* start *

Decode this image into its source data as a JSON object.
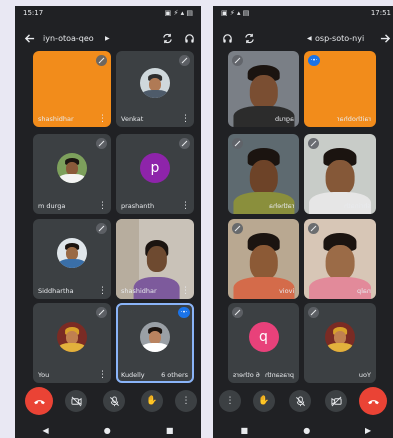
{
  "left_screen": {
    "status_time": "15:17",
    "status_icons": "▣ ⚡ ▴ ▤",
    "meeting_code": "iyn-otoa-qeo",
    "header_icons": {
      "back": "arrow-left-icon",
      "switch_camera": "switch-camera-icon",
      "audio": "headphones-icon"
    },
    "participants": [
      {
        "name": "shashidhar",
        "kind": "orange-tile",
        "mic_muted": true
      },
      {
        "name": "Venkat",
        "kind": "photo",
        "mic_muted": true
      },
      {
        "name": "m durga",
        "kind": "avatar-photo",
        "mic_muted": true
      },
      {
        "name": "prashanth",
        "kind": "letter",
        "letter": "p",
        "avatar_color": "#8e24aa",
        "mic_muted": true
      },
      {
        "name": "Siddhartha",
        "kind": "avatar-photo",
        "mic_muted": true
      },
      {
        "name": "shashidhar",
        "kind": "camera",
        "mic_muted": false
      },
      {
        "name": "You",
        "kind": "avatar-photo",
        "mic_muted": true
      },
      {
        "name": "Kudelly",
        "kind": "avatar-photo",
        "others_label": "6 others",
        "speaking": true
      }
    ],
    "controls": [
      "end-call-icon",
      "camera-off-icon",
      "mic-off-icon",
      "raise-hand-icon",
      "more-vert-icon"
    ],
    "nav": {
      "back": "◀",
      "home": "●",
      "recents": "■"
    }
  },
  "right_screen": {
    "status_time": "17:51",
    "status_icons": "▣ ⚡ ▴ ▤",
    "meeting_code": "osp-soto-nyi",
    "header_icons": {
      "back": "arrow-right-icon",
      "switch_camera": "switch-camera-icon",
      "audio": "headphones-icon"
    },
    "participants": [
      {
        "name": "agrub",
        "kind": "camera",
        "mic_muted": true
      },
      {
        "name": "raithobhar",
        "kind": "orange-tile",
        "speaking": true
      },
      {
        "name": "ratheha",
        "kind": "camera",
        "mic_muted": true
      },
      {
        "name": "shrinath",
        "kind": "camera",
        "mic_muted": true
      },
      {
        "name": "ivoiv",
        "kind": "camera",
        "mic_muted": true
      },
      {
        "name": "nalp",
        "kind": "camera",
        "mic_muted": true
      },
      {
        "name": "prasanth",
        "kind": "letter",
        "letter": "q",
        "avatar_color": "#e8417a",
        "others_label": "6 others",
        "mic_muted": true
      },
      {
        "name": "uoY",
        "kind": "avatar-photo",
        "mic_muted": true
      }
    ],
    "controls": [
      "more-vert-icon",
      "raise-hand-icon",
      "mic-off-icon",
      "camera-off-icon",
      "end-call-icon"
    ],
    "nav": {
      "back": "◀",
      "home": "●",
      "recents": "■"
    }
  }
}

* end *
* start *

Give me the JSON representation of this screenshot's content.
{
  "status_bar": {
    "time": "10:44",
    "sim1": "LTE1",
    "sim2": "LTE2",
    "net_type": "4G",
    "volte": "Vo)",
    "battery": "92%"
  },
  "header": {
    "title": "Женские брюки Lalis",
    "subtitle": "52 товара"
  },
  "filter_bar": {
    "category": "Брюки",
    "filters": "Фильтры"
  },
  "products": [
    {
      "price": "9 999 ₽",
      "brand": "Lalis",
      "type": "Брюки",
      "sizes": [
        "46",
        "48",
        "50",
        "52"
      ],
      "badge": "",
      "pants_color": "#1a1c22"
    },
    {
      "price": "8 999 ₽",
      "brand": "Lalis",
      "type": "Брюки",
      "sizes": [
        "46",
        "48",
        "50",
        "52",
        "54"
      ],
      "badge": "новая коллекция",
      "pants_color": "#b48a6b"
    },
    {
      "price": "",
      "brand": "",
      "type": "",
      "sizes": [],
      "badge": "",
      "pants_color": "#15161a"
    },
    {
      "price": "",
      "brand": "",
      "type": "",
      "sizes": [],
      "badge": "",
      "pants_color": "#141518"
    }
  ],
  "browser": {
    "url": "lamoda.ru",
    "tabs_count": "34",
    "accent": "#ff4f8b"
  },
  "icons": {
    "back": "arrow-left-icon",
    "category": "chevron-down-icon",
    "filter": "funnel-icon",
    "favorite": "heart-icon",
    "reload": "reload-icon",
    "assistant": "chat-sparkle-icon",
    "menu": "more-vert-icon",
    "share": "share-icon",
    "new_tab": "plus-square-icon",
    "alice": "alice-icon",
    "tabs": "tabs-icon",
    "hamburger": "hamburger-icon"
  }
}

* end *

## [Request]
Pull every line containing "more" out of the data above.

## [Result for this task]
      "more-vert-icon"
      "more-vert-icon",
    "menu": "more-vert-icon",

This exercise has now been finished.